━━ Records provided

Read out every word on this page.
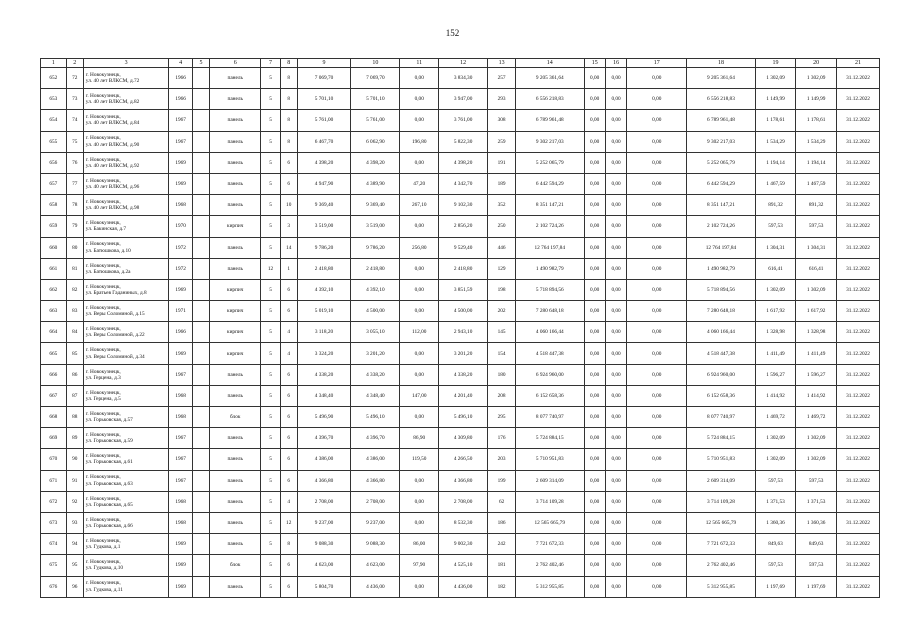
152
1	2	3	4	5	6	7	8	9	10	11	12	13	14	15	16	17	18	19	20	21
652	72	г. Новокузнецк,
ул. 40 лет ВЛКСМ, д.72	1966		панель	5	8	7 069,70	7 069,70	0,00	3 834,30	257	9 205 361,64	0,00	0,00	0,00	9 205 361,64	1 302,09	1 302,09	31.12.2022
653	73	г. Новокузнецк,
ул. 40 лет ВЛКСМ, д.82	1966		панель	5	8	5 701,10	5 701,10	0,00	3 947,00	293	6 556 218,83	0,00	0,00	0,00	6 556 218,83	1 149,99	1 149,99	31.12.2022
654	74	г. Новокузнецк,
ул. 40 лет ВЛКСМ, д.84	1967		панель	5	8	5 761,00	5 761,00	0,00	3 761,00	308	6 789 961,48	0,00	0,00	0,00	6 789 961,48	1 178,61	1 178,61	31.12.2022
655	75	г. Новокузнецк,
ул. 40 лет ВЛКСМ, д.90	1967		панель	5	8	6 467,70	6 062,90	196,80	5 822,30	259	9 302 217,03	0,00	0,00	0,00	9 302 217,03	1 534,29	1 534,29	31.12.2022
656	76	г. Новокузнецк,
ул. 40 лет ВЛКСМ, д.92	1969		панель	5	6	4 398,20	4 398,20	0,00	4 398,20	191	5 252 065,79	0,00	0,00	0,00	5 252 065,79	1 194,14	1 194,14	31.12.2022
657	77	г. Новокузнецк,
ул. 40 лет ВЛКСМ, д.96	1969		панель	5	6	4 947,90	4 389,90	47,20	4 342,70	189	6 442 594,29	0,00	0,00	0,00	6 442 594,29	1 467,59	1 467,59	31.12.2022
658	78	г. Новокузнецк,
ул. 40 лет ВЛКСМ, д.98	1968		панель	5	10	9 369,40	9 369,40	267,10	9 102,30	352	8 351 147,21	0,00	0,00	0,00	8 351 147,21	891,32	891,32	31.12.2022
659	79	г. Новокузнецк,
ул. Бакинская, д.7	1970		кирпич	5	3	3 519,00	3 519,00	0,00	2 856,20	250	2 102 724,26	0,00	0,00	0,00	2 102 724,26	597,53	597,53	31.12.2022
660	80	г. Новокузнецк,
ул. Батюшкова, д.10	1972		панель	5	14	9 786,20	9 786,20	256,80	9 529,40	446	12 764 197,84	0,00	0,00	0,00	12 764 197,84	1 304,31	1 304,31	31.12.2022
661	81	г. Новокузнецк,
ул. Батюшкова, д.2а	1972		панель	12	1	2 418,80	2 418,80	0,00	2 418,80	129	1 490 982,79	0,00	0,00	0,00	1 490 982,79	616,41	616,41	31.12.2022
662	82	г. Новокузнецк,
ул. Братьев Гаданиных, д.8	1969		кирпич	5	6	4 392,10	4 392,10	0,00	3 851,59	198	5 718 894,56	0,00	0,00	0,00	5 718 894,56	1 302,09	1 302,09	31.12.2022
663	83	г. Новокузнецк,
ул. Веры Соломиной, д.15	1971		кирпич	5	6	5 019,10	4 500,00	0,00	4 500,00	202	7 280 648,18	0,00	0,00	0,00	7 280 648,18	1 617,92	1 617,92	31.12.2022
664	84	г. Новокузнецк,
ул. Веры Соломиной, д.22	1966		кирпич	5	4	3 118,20	3 055,10	112,00	2 943,10	145	4 060 166,44	0,00	0,00	0,00	4 060 166,44	1 328,98	1 328,98	31.12.2022
665	85	г. Новокузнецк,
ул. Веры Соломиной, д.34	1969		кирпич	5	4	3 324,20	3 201,20	0,00	3 201,20	154	4 518 447,38	0,00	0,00	0,00	4 518 447,38	1 411,49	1 411,49	31.12.2022
666	86	г. Новокузнецк,
ул. Герцена, д.3	1967		панель	5	6	4 338,20	4 338,20	0,00	4 338,20	180	6 924 960,00	0,00	0,00	0,00	6 924 960,00	1 596,27	1 596,27	31.12.2022
667	87	г. Новокузнецк,
ул. Герцена, д.5	1968		панель	5	6	4 348,40	4 348,40	147,00	4 201,40	208	6 152 658,36	0,00	0,00	0,00	6 152 658,36	1 414,92	1 414,92	31.12.2022
668	88	г. Новокузнецк,
ул. Горьковская, д.57	1968		блок	5	6	5 496,90	5 496,10	0,00	5 496,10	295	8 077 740,97	0,00	0,00	0,00	8 077 740,97	1 469,72	1 469,72	31.12.2022
669	89	г. Новокузнецк,
ул. Горьковская, д.59	1967		панель	5	6	4 396,70	4 396,70	86,90	4 309,80	176	5 724 884,15	0,00	0,00	0,00	5 724 884,15	1 302,09	1 302,09	31.12.2022
670	90	г. Новокузнецк,
ул. Горьковская, д.61	1967		панель	5	6	4 386,00	4 386,00	119,50	4 266,50	203	5 710 951,83	0,00	0,00	0,00	5 710 951,83	1 302,09	1 302,09	31.12.2022
671	91	г. Новокузнецк,
ул. Горьковская, д.63	1967		панель	5	6	4 366,80	4 366,80	0,00	4 366,80	199	2 609 314,09	0,00	0,00	0,00	2 609 314,09	597,53	597,53	31.12.2022
672	92	г. Новокузнецк,
ул. Горьковская, д.65	1968		панель	5	4	2 708,00	2 708,00	0,00	2 708,00	62	3 714 109,28	0,00	0,00	0,00	3 714 109,28	1 371,53	1 371,53	31.12.2022
673	93	г. Новокузнецк,
ул. Горьковская, д.66	1968		панель	5	12	9 237,00	9 237,00	0,00	8 532,30	186	12 565 665,79	0,00	0,00	0,00	12 565 665,79	1 360,36	1 360,36	31.12.2022
674	94	г. Новокузнецк,
ул. Гудкова, д.1	1969		панель	5	8	9 088,30	9 088,30	86,00	9 002,30	242	7 721 672,33	0,00	0,00	0,00	7 721 672,33	849,63	849,63	31.12.2022
675	95	г. Новокузнецк,
ул. Гудкова, д.10	1969		блок	5	6	4 623,00	4 623,00	97,90	4 525,10	181	2 762 402,46	0,00	0,00	0,00	2 762 402,46	597,53	597,53	31.12.2022
676	96	г. Новокузнецк,
ул. Гудкова, д.11	1969		панель	5	6	5 804,70	4 436,00	0,00	4 436,00	182	5 312 955,85	0,00	0,00	0,00	5 312 955,85	1 197,69	1 197,69	31.12.2022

━━━━

Written task>
Could you reproduce every record above exactly, leaving out the pictures?

Task response>
Read out every word on this page.
152
1	2	3	4	5	6	7	8	9	10	11	12	13	14	15	16	17	18	19	20	21
652	72	г. Новокузнецк,
ул. 40 лет ВЛКСМ, д.72	1966		панель	5	8	7 069,70	7 069,70	0,00	3 834,30	257	9 205 361,64	0,00	0,00	0,00	9 205 361,64	1 302,09	1 302,09	31.12.2022
653	73	г. Новокузнецк,
ул. 40 лет ВЛКСМ, д.82	1966		панель	5	8	5 701,10	5 701,10	0,00	3 947,00	293	6 556 218,83	0,00	0,00	0,00	6 556 218,83	1 149,99	1 149,99	31.12.2022
654	74	г. Новокузнецк,
ул. 40 лет ВЛКСМ, д.84	1967		панель	5	8	5 761,00	5 761,00	0,00	3 761,00	308	6 789 961,48	0,00	0,00	0,00	6 789 961,48	1 178,61	1 178,61	31.12.2022
655	75	г. Новокузнецк,
ул. 40 лет ВЛКСМ, д.90	1967		панель	5	8	6 467,70	6 062,90	196,80	5 822,30	259	9 302 217,03	0,00	0,00	0,00	9 302 217,03	1 534,29	1 534,29	31.12.2022
656	76	г. Новокузнецк,
ул. 40 лет ВЛКСМ, д.92	1969		панель	5	6	4 398,20	4 398,20	0,00	4 398,20	191	5 252 065,79	0,00	0,00	0,00	5 252 065,79	1 194,14	1 194,14	31.12.2022
657	77	г. Новокузнецк,
ул. 40 лет ВЛКСМ, д.96	1969		панель	5	6	4 947,90	4 389,90	47,20	4 342,70	189	6 442 594,29	0,00	0,00	0,00	6 442 594,29	1 467,59	1 467,59	31.12.2022
658	78	г. Новокузнецк,
ул. 40 лет ВЛКСМ, д.98	1968		панель	5	10	9 369,40	9 369,40	267,10	9 102,30	352	8 351 147,21	0,00	0,00	0,00	8 351 147,21	891,32	891,32	31.12.2022
659	79	г. Новокузнецк,
ул. Бакинская, д.7	1970		кирпич	5	3	3 519,00	3 519,00	0,00	2 856,20	250	2 102 724,26	0,00	0,00	0,00	2 102 724,26	597,53	597,53	31.12.2022
660	80	г. Новокузнецк,
ул. Батюшкова, д.10	1972		панель	5	14	9 786,20	9 786,20	256,80	9 529,40	446	12 764 197,84	0,00	0,00	0,00	12 764 197,84	1 304,31	1 304,31	31.12.2022
661	81	г. Новокузнецк,
ул. Батюшкова, д.2а	1972		панель	12	1	2 418,80	2 418,80	0,00	2 418,80	129	1 490 982,79	0,00	0,00	0,00	1 490 982,79	616,41	616,41	31.12.2022
662	82	г. Новокузнецк,
ул. Братьев Гаданиных, д.8	1969		кирпич	5	6	4 392,10	4 392,10	0,00	3 851,59	198	5 718 894,56	0,00	0,00	0,00	5 718 894,56	1 302,09	1 302,09	31.12.2022
663	83	г. Новокузнецк,
ул. Веры Соломиной, д.15	1971		кирпич	5	6	5 019,10	4 500,00	0,00	4 500,00	202	7 280 648,18	0,00	0,00	0,00	7 280 648,18	1 617,92	1 617,92	31.12.2022
664	84	г. Новокузнецк,
ул. Веры Соломиной, д.22	1966		кирпич	5	4	3 118,20	3 055,10	112,00	2 943,10	145	4 060 166,44	0,00	0,00	0,00	4 060 166,44	1 328,98	1 328,98	31.12.2022
665	85	г. Новокузнецк,
ул. Веры Соломиной, д.34	1969		кирпич	5	4	3 324,20	3 201,20	0,00	3 201,20	154	4 518 447,38	0,00	0,00	0,00	4 518 447,38	1 411,49	1 411,49	31.12.2022
666	86	г. Новокузнецк,
ул. Герцена, д.3	1967		панель	5	6	4 338,20	4 338,20	0,00	4 338,20	180	6 924 960,00	0,00	0,00	0,00	6 924 960,00	1 596,27	1 596,27	31.12.2022
667	87	г. Новокузнецк,
ул. Герцена, д.5	1968		панель	5	6	4 348,40	4 348,40	147,00	4 201,40	208	6 152 658,36	0,00	0,00	0,00	6 152 658,36	1 414,92	1 414,92	31.12.2022
668	88	г. Новокузнецк,
ул. Горьковская, д.57	1968		блок	5	6	5 496,90	5 496,10	0,00	5 496,10	295	8 077 740,97	0,00	0,00	0,00	8 077 740,97	1 469,72	1 469,72	31.12.2022
669	89	г. Новокузнецк,
ул. Горьковская, д.59	1967		панель	5	6	4 396,70	4 396,70	86,90	4 309,80	176	5 724 884,15	0,00	0,00	0,00	5 724 884,15	1 302,09	1 302,09	31.12.2022
670	90	г. Новокузнецк,
ул. Горьковская, д.61	1967		панель	5	6	4 386,00	4 386,00	119,50	4 266,50	203	5 710 951,83	0,00	0,00	0,00	5 710 951,83	1 302,09	1 302,09	31.12.2022
671	91	г. Новокузнецк,
ул. Горьковская, д.63	1967		панель	5	6	4 366,80	4 366,80	0,00	4 366,80	199	2 609 314,09	0,00	0,00	0,00	2 609 314,09	597,53	597,53	31.12.2022
672	92	г. Новокузнецк,
ул. Горьковская, д.65	1968		панель	5	4	2 708,00	2 708,00	0,00	2 708,00	62	3 714 109,28	0,00	0,00	0,00	3 714 109,28	1 371,53	1 371,53	31.12.2022
673	93	г. Новокузнецк,
ул. Горьковская, д.66	1968		панель	5	12	9 237,00	9 237,00	0,00	8 532,30	186	12 565 665,79	0,00	0,00	0,00	12 565 665,79	1 360,36	1 360,36	31.12.2022
674	94	г. Новокузнецк,
ул. Гудкова, д.1	1969		панель	5	8	9 088,30	9 088,30	86,00	9 002,30	242	7 721 672,33	0,00	0,00	0,00	7 721 672,33	849,63	849,63	31.12.2022
675	95	г. Новокузнецк,
ул. Гудкова, д.10	1969		блок	5	6	4 623,00	4 623,00	97,90	4 525,10	181	2 762 402,46	0,00	0,00	0,00	2 762 402,46	597,53	597,53	31.12.2022
676	96	г. Новокузнецк,
ул. Гудкова, д.11	1969		панель	5	6	5 804,70	4 436,00	0,00	4 436,00	182	5 312 955,85	0,00	0,00	0,00	5 312 955,85	1 197,69	1 197,69	31.12.2022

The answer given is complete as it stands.